WRITTEN EXERCISE = Records follow. Select each line holding "tareas".

RECORDS SUPPLIED =
┄┄┄┄┄┄┄┄┄┄┄┄┄┄┄┄┄┄┄┄
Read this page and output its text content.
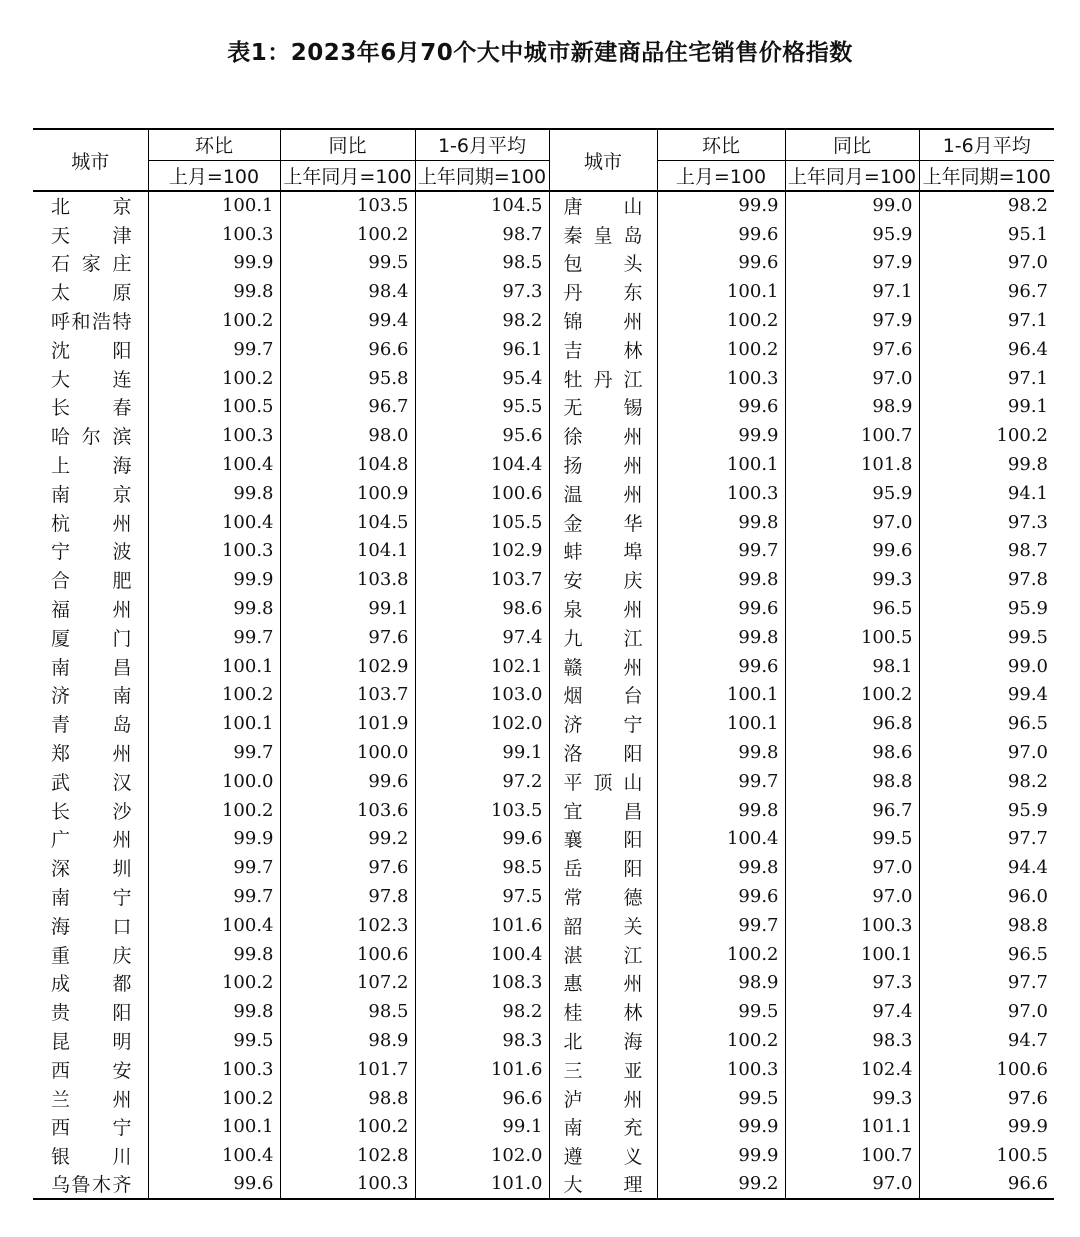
表1：2023年6月70个大中城市新建商品住宅销售价格指数
城市	环比	同比	1-6月平均	城市	环比	同比	1-6月平均
	上月=100	上年同月=100	上年同期=100		上月=100	上年同月=100	上年同期=100
北京	100.1	103.5	104.5	唐山	99.9	99.0	98.2
天津	100.3	100.2	98.7	秦皇岛	99.6	95.9	95.1
石家庄	99.9	99.5	98.5	包头	99.6	97.9	97.0
太原	99.8	98.4	97.3	丹东	100.1	97.1	96.7
呼和浩特	100.2	99.4	98.2	锦州	100.2	97.9	97.1
沈阳	99.7	96.6	96.1	吉林	100.2	97.6	96.4
大连	100.2	95.8	95.4	牡丹江	100.3	97.0	97.1
长春	100.5	96.7	95.5	无锡	99.6	98.9	99.1
哈尔滨	100.3	98.0	95.6	徐州	99.9	100.7	100.2
上海	100.4	104.8	104.4	扬州	100.1	101.8	99.8
南京	99.8	100.9	100.6	温州	100.3	95.9	94.1
杭州	100.4	104.5	105.5	金华	99.8	97.0	97.3
宁波	100.3	104.1	102.9	蚌埠	99.7	99.6	98.7
合肥	99.9	103.8	103.7	安庆	99.8	99.3	97.8
福州	99.8	99.1	98.6	泉州	99.6	96.5	95.9
厦门	99.7	97.6	97.4	九江	99.8	100.5	99.5
南昌	100.1	102.9	102.1	赣州	99.6	98.1	99.0
济南	100.2	103.7	103.0	烟台	100.1	100.2	99.4
青岛	100.1	101.9	102.0	济宁	100.1	96.8	96.5
郑州	99.7	100.0	99.1	洛阳	99.8	98.6	97.0
武汉	100.0	99.6	97.2	平顶山	99.7	98.8	98.2
长沙	100.2	103.6	103.5	宜昌	99.8	96.7	95.9
广州	99.9	99.2	99.6	襄阳	100.4	99.5	97.7
深圳	99.7	97.6	98.5	岳阳	99.8	97.0	94.4
南宁	99.7	97.8	97.5	常德	99.6	97.0	96.0
海口	100.4	102.3	101.6	韶关	99.7	100.3	98.8
重庆	99.8	100.6	100.4	湛江	100.2	100.1	96.5
成都	100.2	107.2	108.3	惠州	98.9	97.3	97.7
贵阳	99.8	98.5	98.2	桂林	99.5	97.4	97.0
昆明	99.5	98.9	98.3	北海	100.2	98.3	94.7
西安	100.3	101.7	101.6	三亚	100.3	102.4	100.6
兰州	100.2	98.8	96.6	泸州	99.5	99.3	97.6
西宁	100.1	100.2	99.1	南充	99.9	101.1	99.9
银川	100.4	102.8	102.0	遵义	99.9	100.7	100.5
乌鲁木齐	99.6	100.3	101.0	大理	99.2	97.0	96.6
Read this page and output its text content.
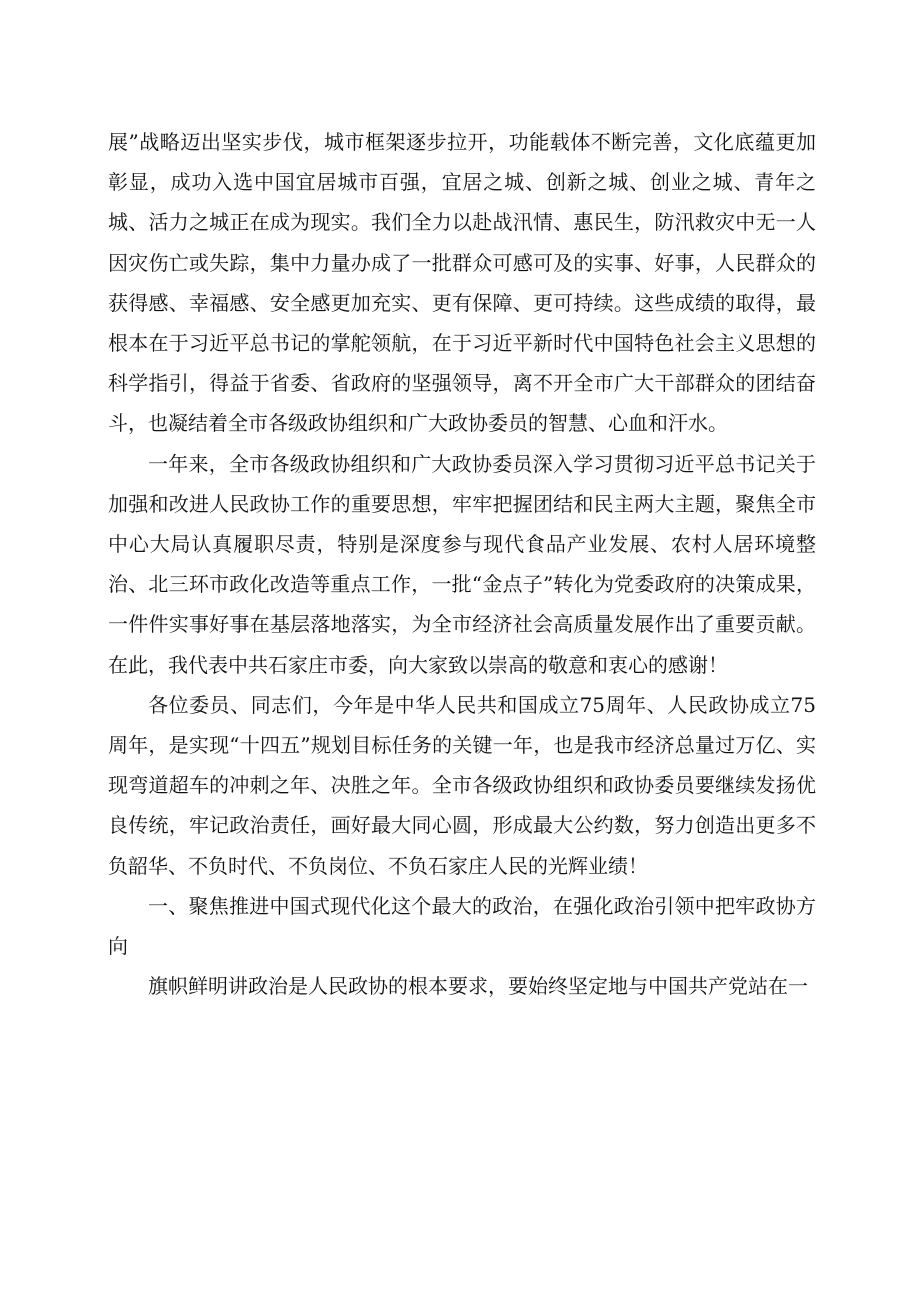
展”战略迈出坚实步伐，城市框架逐步拉开，功能载体不断完善，文化底蕴更加彰显，成功入选中国宜居城市百强，宜居之城、创新之城、创业之城、青年之城、活力之城正在成为现实。我们全力以赴战汛情、惠民生，防汛救灾中无一人因灾伤亡或失踪，集中力量办成了一批群众可感可及的实事、好事，人民群众的获得感、幸福感、安全感更加充实、更有保障、更可持续。这些成绩的取得，最根本在于习近平总书记的掌舵领航，在于习近平新时代中国特色社会主义思想的科学指引，得益于省委、省政府的坚强领导，离不开全市广大干部群众的团结奋斗，也凝结着全市各级政协组织和广大政协委员的智慧、心血和汗水。

一年来，全市各级政协组织和广大政协委员深入学习贯彻习近平总书记关于加强和改进人民政协工作的重要思想，牢牢把握团结和民主两大主题，聚焦全市中心大局认真履职尽责，特别是深度参与现代食品产业发展、农村人居环境整治、北三环市政化改造等重点工作，一批“金点子”转化为党委政府的决策成果，一件件实事好事在基层落地落实，为全市经济社会高质量发展作出了重要贡献。在此，我代表中共石家庄市委，向大家致以崇高的敬意和衷心的感谢！

各位委员、同志们，今年是中华人民共和国成立75周年、人民政协成立75周年，是实现“十四五”规划目标任务的关键一年，也是我市经济总量过万亿、实现弯道超车的冲刺之年、决胜之年。全市各级政协组织和政协委员要继续发扬优良传统，牢记政治责任，画好最大同心圆，形成最大公约数，努力创造出更多不负韶华、不负时代、不负岗位、不负石家庄人民的光辉业绩！

一、聚焦推进中国式现代化这个最大的政治，在强化政治引领中把牢政协方向

旗帜鲜明讲政治是人民政协的根本要求，要始终坚定地与中国共产党站在一
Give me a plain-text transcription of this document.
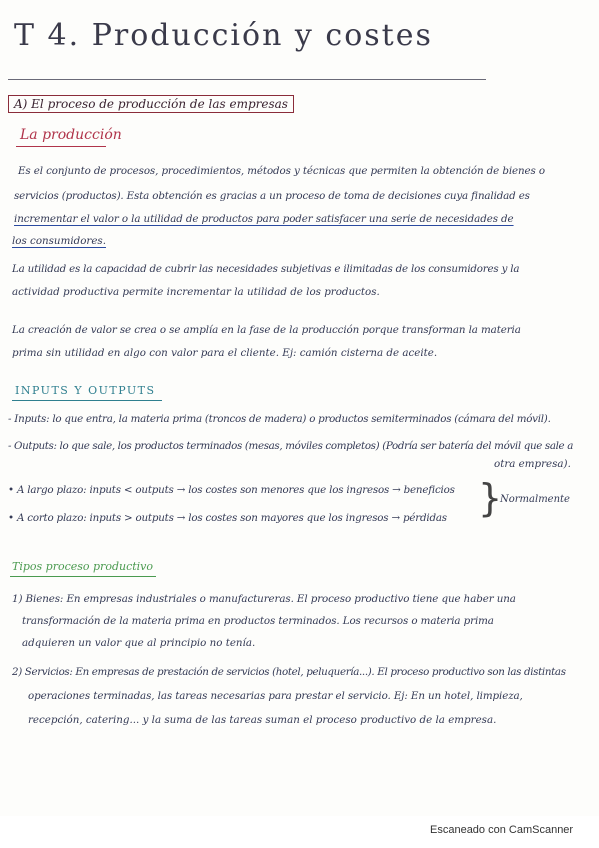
T 4. Producción y costes
A) El proceso de producción de las empresas
La producción
Es el conjunto de procesos, procedimientos, métodos y técnicas que permiten la obtención de bienes o
servicios (productos). Esta obtención es gracias a un proceso de toma de decisiones cuya finalidad es
incrementar el valor o la utilidad de productos para poder satisfacer una serie de necesidades de
los consumidores.
La utilidad es la capacidad de cubrir las necesidades subjetivas e ilimitadas de los consumidores y la
actividad productiva permite incrementar la utilidad de los productos.
La creación de valor se crea o se amplía en la fase de la producción porque transforman la materia
prima sin utilidad en algo con valor para el cliente. Ej: camión cisterna de aceite.
INPUTS Y OUTPUTS
- Inputs: lo que entra, la materia prima (troncos de madera) o productos semiterminados (cámara del móvil).
- Outputs: lo que sale, los productos terminados (mesas, móviles completos) (Podría ser batería del móvil que sale a
otra empresa).
• A largo plazo: inputs < outputs → los costes son menores que los ingresos → beneficios
• A corto plazo: inputs > outputs → los costes son mayores que los ingresos → pérdidas }
Normalmente
Tipos proceso productivo
1) Bienes: En empresas industriales o manufactureras. El proceso productivo tiene que haber una
transformación de la materia prima en productos terminados. Los recursos o materia prima
adquieren un valor que al principio no tenía.
2) Servicios: En empresas de prestación de servicios (hotel, peluquería...). El proceso productivo son las distintas
operaciones terminadas, las tareas necesarias para prestar el servicio. Ej: En un hotel, limpieza,
recepción, catering... y la suma de las tareas suman el proceso productivo de la empresa.
Escaneado con CamScanner
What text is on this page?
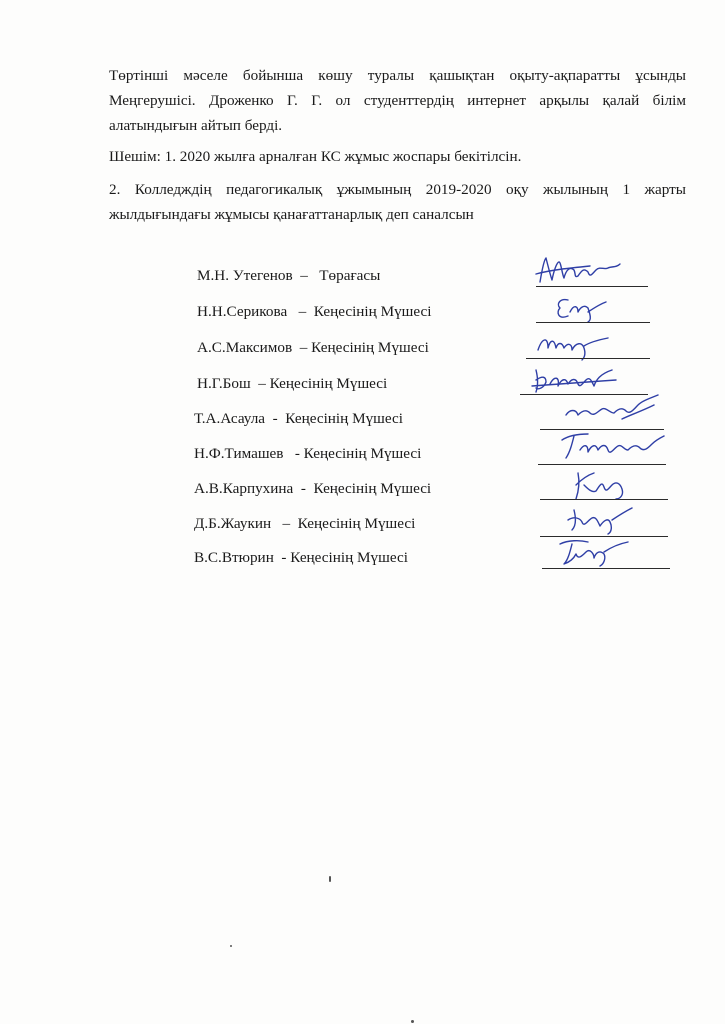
Төртінші мәселе бойынша көшу туралы қашықтан оқыту-ақпаратты ұсынды
Меңгерушісі. Дроженко Г. Г. ол студенттердің интернет арқылы қалай білім
алатындығын айтып берді.

Шешім: 1. 2020 жылға арналған КС жұмыс жоспары бекітілсін.

2. Колледждің педагогикалық ұжымының 2019-2020 оқу жылының 1 жарты
жылдығындағы жұмысы қанағаттанарлық деп саналсын

М.Н. Утегенов  –   Төрағасы
Н.Н.Серикова   –  Кеңесінің Мүшесі
А.С.Максимов  – Кеңесінің Мүшесі
Н.Г.Бош  – Кеңесінің Мүшесі
Т.А.Асаула  -  Кеңесінің Мүшесі
Н.Ф.Тимашев   - Кеңесінің Мүшесі
А.В.Карпухина  -  Кеңесінің Мүшесі
Д.Б.Жаукин   –  Кеңесінің Мүшесі
В.С.Втюрин  - Кеңесінің Мүшесі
┄┄┄┄┄┄┄┄┄┄┄┄┄┄┄┄┄┄┄┄
RIGHT ANSWER =
operaciones terminadas, las tareas necesarias para prestar el servicio. Ej: En un hotel, limpieza,
recepción, catering... y la suma de las tareas suman el proceso productivo de la empresa.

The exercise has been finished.